= Data shown =
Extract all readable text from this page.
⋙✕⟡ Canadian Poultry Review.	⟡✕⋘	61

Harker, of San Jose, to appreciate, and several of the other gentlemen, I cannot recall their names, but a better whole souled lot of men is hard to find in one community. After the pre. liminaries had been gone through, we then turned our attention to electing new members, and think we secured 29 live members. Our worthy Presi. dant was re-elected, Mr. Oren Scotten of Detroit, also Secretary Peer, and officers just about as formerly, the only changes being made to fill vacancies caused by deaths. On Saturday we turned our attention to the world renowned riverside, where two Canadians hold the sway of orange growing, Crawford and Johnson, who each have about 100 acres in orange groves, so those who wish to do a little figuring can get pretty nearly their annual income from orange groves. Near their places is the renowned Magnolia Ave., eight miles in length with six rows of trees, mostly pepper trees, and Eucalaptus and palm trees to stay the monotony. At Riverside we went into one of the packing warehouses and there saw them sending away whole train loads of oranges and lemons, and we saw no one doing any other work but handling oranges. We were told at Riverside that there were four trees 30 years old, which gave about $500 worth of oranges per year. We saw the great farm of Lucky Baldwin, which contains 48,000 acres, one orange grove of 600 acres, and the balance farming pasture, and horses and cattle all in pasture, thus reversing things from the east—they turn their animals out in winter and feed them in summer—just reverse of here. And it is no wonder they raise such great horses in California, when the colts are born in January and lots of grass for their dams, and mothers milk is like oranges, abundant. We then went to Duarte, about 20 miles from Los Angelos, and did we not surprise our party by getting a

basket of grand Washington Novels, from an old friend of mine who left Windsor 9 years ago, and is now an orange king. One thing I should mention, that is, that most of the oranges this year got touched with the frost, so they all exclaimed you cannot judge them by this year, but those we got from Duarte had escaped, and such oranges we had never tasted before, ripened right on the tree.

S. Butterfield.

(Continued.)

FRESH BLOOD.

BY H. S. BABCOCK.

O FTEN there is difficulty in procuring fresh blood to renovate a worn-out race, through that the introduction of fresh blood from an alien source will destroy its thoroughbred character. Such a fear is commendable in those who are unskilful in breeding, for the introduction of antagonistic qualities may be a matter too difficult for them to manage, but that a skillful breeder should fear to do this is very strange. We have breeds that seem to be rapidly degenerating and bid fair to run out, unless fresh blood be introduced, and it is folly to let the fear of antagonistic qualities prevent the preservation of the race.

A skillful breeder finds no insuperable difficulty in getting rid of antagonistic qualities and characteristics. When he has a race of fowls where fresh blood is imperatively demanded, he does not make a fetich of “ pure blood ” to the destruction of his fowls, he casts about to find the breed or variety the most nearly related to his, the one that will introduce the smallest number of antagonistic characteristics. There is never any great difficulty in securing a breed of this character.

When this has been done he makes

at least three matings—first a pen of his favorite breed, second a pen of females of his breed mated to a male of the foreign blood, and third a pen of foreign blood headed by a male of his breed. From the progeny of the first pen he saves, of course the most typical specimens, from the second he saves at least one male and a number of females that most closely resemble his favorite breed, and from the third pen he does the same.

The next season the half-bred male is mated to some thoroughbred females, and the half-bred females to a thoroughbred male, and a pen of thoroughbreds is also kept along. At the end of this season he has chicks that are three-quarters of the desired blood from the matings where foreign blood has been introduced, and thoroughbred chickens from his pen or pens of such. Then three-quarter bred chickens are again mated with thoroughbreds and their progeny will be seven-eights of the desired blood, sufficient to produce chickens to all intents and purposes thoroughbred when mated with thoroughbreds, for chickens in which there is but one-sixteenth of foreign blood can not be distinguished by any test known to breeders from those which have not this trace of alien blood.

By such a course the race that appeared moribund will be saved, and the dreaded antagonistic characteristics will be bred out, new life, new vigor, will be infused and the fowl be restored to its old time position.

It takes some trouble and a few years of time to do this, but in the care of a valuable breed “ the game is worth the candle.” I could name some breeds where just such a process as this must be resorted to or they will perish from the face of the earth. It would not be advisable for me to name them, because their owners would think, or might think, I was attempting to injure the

= What to produce =
Tally up the lines with the word "time" in them, and answer with that number by itself.

= Task result =
2